THE REQUEST |
Emit the data below verbatim, stripping out any pictures.

Data records
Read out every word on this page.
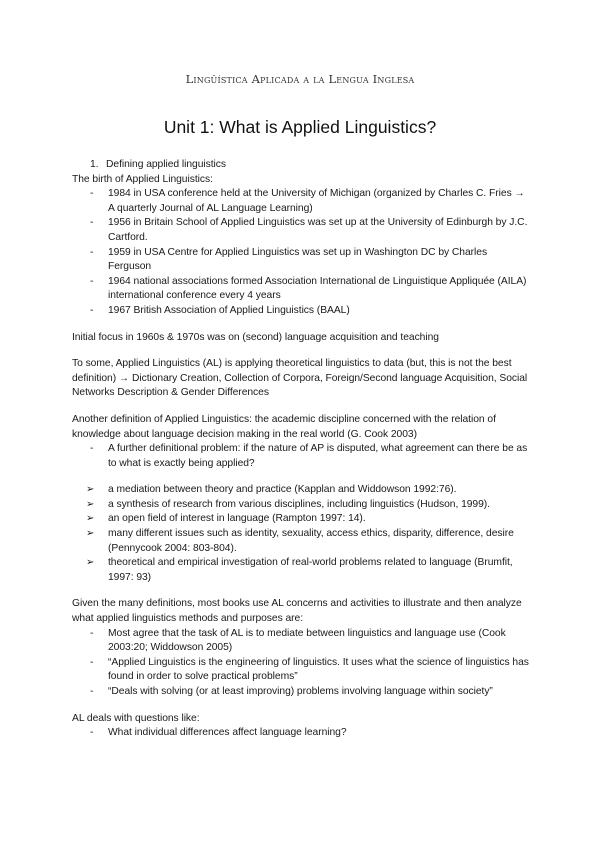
Lingüística Aplicada a la Lengua Inglesa
Unit 1: What is Applied Linguistics?
1. Defining applied linguistics

The birth of Applied Linguistics:

- 1984 in USA conference held at the University of Michigan (organized by Charles C. Fries → A quarterly Journal of AL Language Learning)
- 1956 in Britain School of Applied Linguistics was set up at the University of Edinburgh by J.C. Cartford.
- 1959 in USA Centre for Applied Linguistics was set up in Washington DC by Charles Ferguson
- 1964 national associations formed Association International de Linguistique Appliquée (AILA) international conference every 4 years
- 1967 British Association of Applied Linguistics (BAAL)

Initial focus in 1960s & 1970s was on (second) language acquisition and teaching

To some, Applied Linguistics (AL) is applying theoretical linguistics to data (but, this is not the best definition) → Dictionary Creation, Collection of Corpora, Foreign/Second language Acquisition, Social Networks Description & Gender Differences

Another definition of Applied Linguistics: the academic discipline concerned with the relation of knowledge about language decision making in the real world (G. Cook 2003)

- A further definitional problem: if the nature of AP is disputed, what agreement can there be as to what is exactly being applied?
➢ a mediation between theory and practice (Kapplan and Widdowson 1992:76).
➢ a synthesis of research from various disciplines, including linguistics (Hudson, 1999).
➢ an open field of interest in language (Rampton 1997: 14).
➢ many different issues such as identity, sexuality, access ethics, disparity, difference, desire (Pennycook 2004: 803-804).
➢ theoretical and empirical investigation of real-world problems related to language (Brumfit, 1997: 93)

Given the many definitions, most books use AL concerns and activities to illustrate and then analyze what applied linguistics methods and purposes are:

- Most agree that the task of AL is to mediate between linguistics and language use (Cook 2003:20; Widdowson 2005)
- “Applied Linguistics is the engineering of linguistics. It uses what the science of linguistics has found in order to solve practical problems”
- “Deals with solving (or at least improving) problems involving language within society”

AL deals with questions like:

- What individual differences affect language learning?
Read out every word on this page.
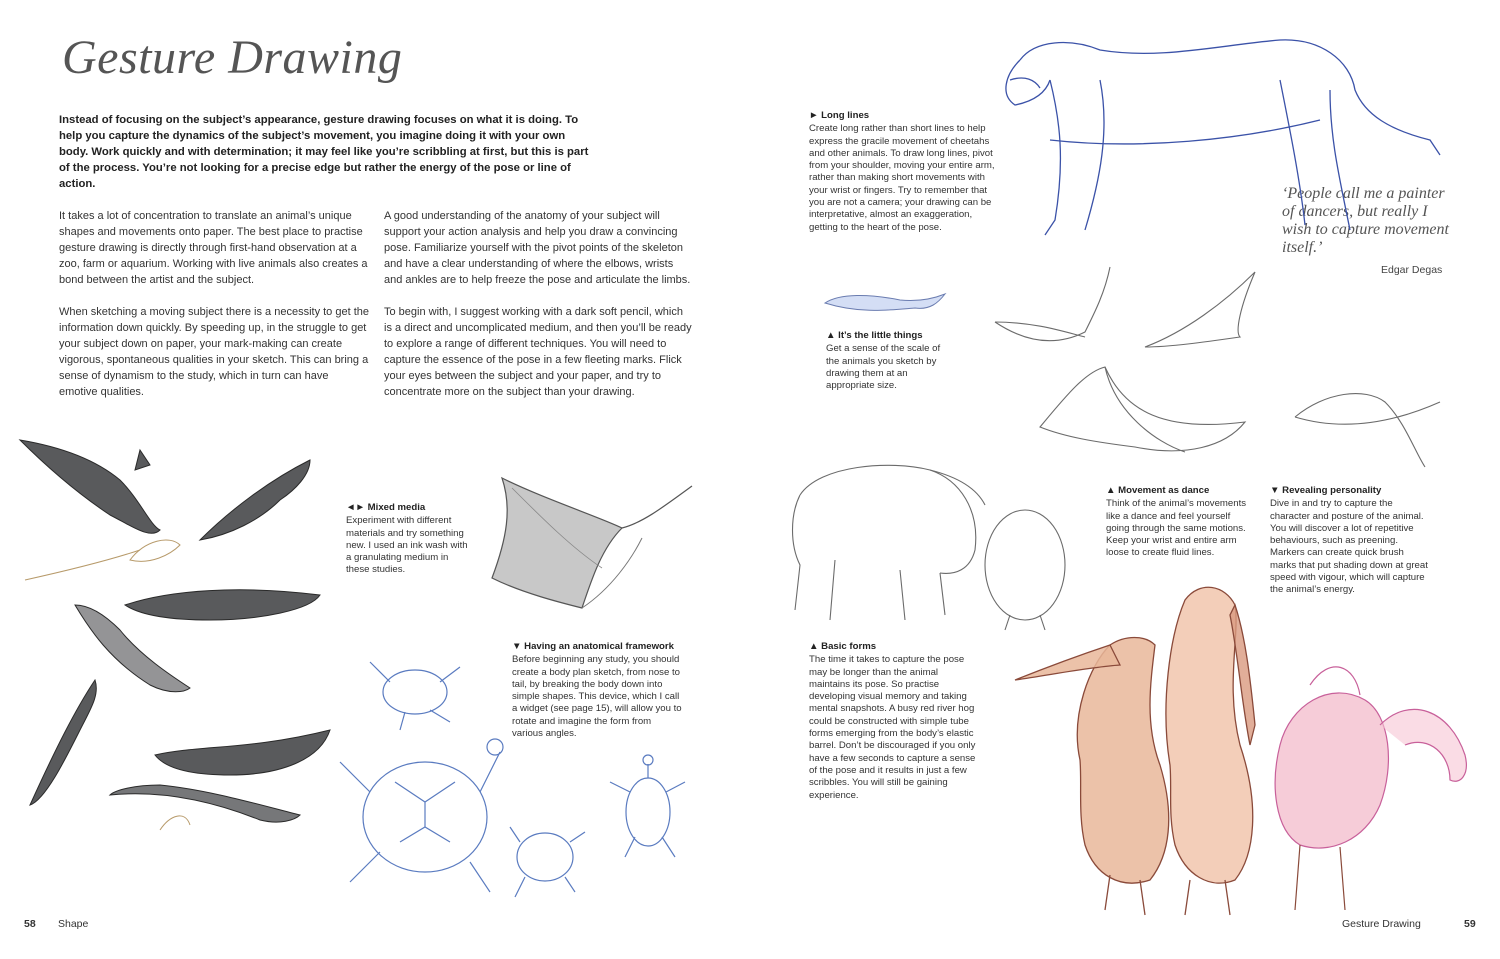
Gesture Drawing
Instead of focusing on the subject’s appearance, gesture drawing focuses on what it is doing. To help you capture the dynamics of the subject’s movement, you imagine doing it with your own body. Work quickly and with determination; it may feel like you’re scribbling at first, but this is part of the process. You’re not looking for a precise edge but rather the energy of the pose or line of action.

It takes a lot of concentration to translate an animal’s unique shapes and movements onto paper. The best place to practise gesture drawing is directly through first-hand observation at a zoo, farm or aquarium. Working with live animals also creates a bond between the artist and the subject.

When sketching a moving subject there is a necessity to get the information down quickly. By speeding up, in the struggle to get your subject down on paper, your mark-making can create vigorous, spontaneous qualities in your sketch. This can bring a sense of dynamism to the study, which in turn can have emotive qualities.

A good understanding of the anatomy of your subject will support your action analysis and help you draw a convincing pose. Familiarize yourself with the pivot points of the skeleton and have a clear understanding of where the elbows, wrists and ankles are to help freeze the pose and articulate the limbs.

To begin with, I suggest working with a dark soft pencil, which is a direct and uncomplicated medium, and then you’ll be ready to explore a range of different techniques. You will need to capture the essence of the pose in a few fleeting marks. Flick your eyes between the subject and your paper, and try to concentrate more on the subject than your drawing.

◄► Mixed media
Experiment with different materials and try something new. I used an ink wash with a granulating medium in these studies.
▼ Having an anatomical framework
Before beginning any study, you should create a body plan sketch, from nose to tail, by breaking the body down into simple shapes. This device, which I call a widget (see page 15), will allow you to rotate and imagine the form from various angles.
► Long lines
Create long rather than short lines to help express the gracile movement of cheetahs and other animals. To draw long lines, pivot from your shoulder, moving your entire arm, rather than making short movements with your wrist or fingers. Try to remember that you are not a camera; your drawing can be interpretative, almost an exaggeration, getting to the heart of the pose.
▲ It’s the little things
Get a sense of the scale of the animals you sketch by drawing them at an appropriate size.
▲ Movement as dance
Think of the animal’s movements like a dance and feel yourself going through the same motions. Keep your wrist and entire arm loose to create fluid lines.
▼ Revealing personality
Dive in and try to capture the character and posture of the animal. You will discover a lot of repetitive behaviours, such as preening. Markers can create quick brush marks that put shading down at great speed with vigour, which will capture the animal’s energy.
▲ Basic forms
The time it takes to capture the pose may be longer than the animal maintains its pose. So practise developing visual memory and taking mental snapshots. A busy red river hog could be constructed with simple tube forms emerging from the body’s elastic barrel. Don’t be discouraged if you only have a few seconds to capture a sense of the pose and it results in just a few scribbles. You will still be gaining experience.
‘People call me a painter of dancers, but really I wish to capture movement itself.’
Edgar Degas
58 Shape	Gesture Drawing	59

SOLUTION TO THIS EXERCISE |
Read out every word on this page.
Lingüística Aplicada a la Lengua Inglesa
Unit 1: What is Applied Linguistics?
1. Defining applied linguistics

The birth of Applied Linguistics:

- 1984 in USA conference held at the University of Michigan (organized by Charles C. Fries → A quarterly Journal of AL Language Learning)
- 1956 in Britain School of Applied Linguistics was set up at the University of Edinburgh by J.C. Cartford.
- 1959 in USA Centre for Applied Linguistics was set up in Washington DC by Charles Ferguson
- 1964 national associations formed Association International de Linguistique Appliquée (AILA) international conference every 4 years
- 1967 British Association of Applied Linguistics (BAAL)

Initial focus in 1960s & 1970s was on (second) language acquisition and teaching

To some, Applied Linguistics (AL) is applying theoretical linguistics to data (but, this is not the best definition) → Dictionary Creation, Collection of Corpora, Foreign/Second language Acquisition, Social Networks Description & Gender Differences

Another definition of Applied Linguistics: the academic discipline concerned with the relation of knowledge about language decision making in the real world (G. Cook 2003)

- A further definitional problem: if the nature of AP is disputed, what agreement can there be as to what is exactly being applied?
➢ a mediation between theory and practice (Kapplan and Widdowson 1992:76).
➢ a synthesis of research from various disciplines, including linguistics (Hudson, 1999).
➢ an open field of interest in language (Rampton 1997: 14).
➢ many different issues such as identity, sexuality, access ethics, disparity, difference, desire (Pennycook 2004: 803-804).
➢ theoretical and empirical investigation of real-world problems related to language (Brumfit, 1997: 93)

Given the many definitions, most books use AL concerns and activities to illustrate and then analyze what applied linguistics methods and purposes are:

- Most agree that the task of AL is to mediate between linguistics and language use (Cook 2003:20; Widdowson 2005)
- “Applied Linguistics is the engineering of linguistics. It uses what the science of linguistics has found in order to solve practical problems”
- “Deals with solving (or at least improving) problems involving language within society”

AL deals with questions like:

- What individual differences affect language learning?
Read out every word on this page.
Gesture Drawing
Instead of focusing on the subject’s appearance, gesture drawing focuses on what it is doing. To help you capture the dynamics of the subject’s movement, you imagine doing it with your own body. Work quickly and with determination; it may feel like you’re scribbling at first, but this is part of the process. You’re not looking for a precise edge but rather the energy of the pose or line of action.

It takes a lot of concentration to translate an animal’s unique shapes and movements onto paper. The best place to practise gesture drawing is directly through first-hand observation at a zoo, farm or aquarium. Working with live animals also creates a bond between the artist and the subject.

When sketching a moving subject there is a necessity to get the information down quickly. By speeding up, in the struggle to get your subject down on paper, your mark-making can create vigorous, spontaneous qualities in your sketch. This can bring a sense of dynamism to the study, which in turn can have emotive qualities.

A good understanding of the anatomy of your subject will support your action analysis and help you draw a convincing pose. Familiarize yourself with the pivot points of the skeleton and have a clear understanding of where the elbows, wrists and ankles are to help freeze the pose and articulate the limbs.

To begin with, I suggest working with a dark soft pencil, which is a direct and uncomplicated medium, and then you’ll be ready to explore a range of different techniques. You will need to capture the essence of the pose in a few fleeting marks. Flick your eyes between the subject and your paper, and try to concentrate more on the subject than your drawing.

◄► Mixed media
Experiment with different materials and try something new. I used an ink wash with a granulating medium in these studies.
▼ Having an anatomical framework
Before beginning any study, you should create a body plan sketch, from nose to tail, by breaking the body down into simple shapes. This device, which I call a widget (see page 15), will allow you to rotate and imagine the form from various angles.
► Long lines
Create long rather than short lines to help express the gracile movement of cheetahs and other animals. To draw long lines, pivot from your shoulder, moving your entire arm, rather than making short movements with your wrist or fingers. Try to remember that you are not a camera; your drawing can be interpretative, almost an exaggeration, getting to the heart of the pose.
▲ It’s the little things
Get a sense of the scale of the animals you sketch by drawing them at an appropriate size.
▲ Movement as dance
Think of the animal’s movements like a dance and feel yourself going through the same motions. Keep your wrist and entire arm loose to create fluid lines.
▼ Revealing personality
Dive in and try to capture the character and posture of the animal. You will discover a lot of repetitive behaviours, such as preening. Markers can create quick brush marks that put shading down at great speed with vigour, which will capture the animal’s energy.
▲ Basic forms
The time it takes to capture the pose may be longer than the animal maintains its pose. So practise developing visual memory and taking mental snapshots. A busy red river hog could be constructed with simple tube forms emerging from the body’s elastic barrel. Don’t be discouraged if you only have a few seconds to capture a sense of the pose and it results in just a few scribbles. You will still be gaining experience.
‘People call me a painter of dancers, but really I wish to capture movement itself.’
Edgar Degas
58 Shape	Gesture Drawing	59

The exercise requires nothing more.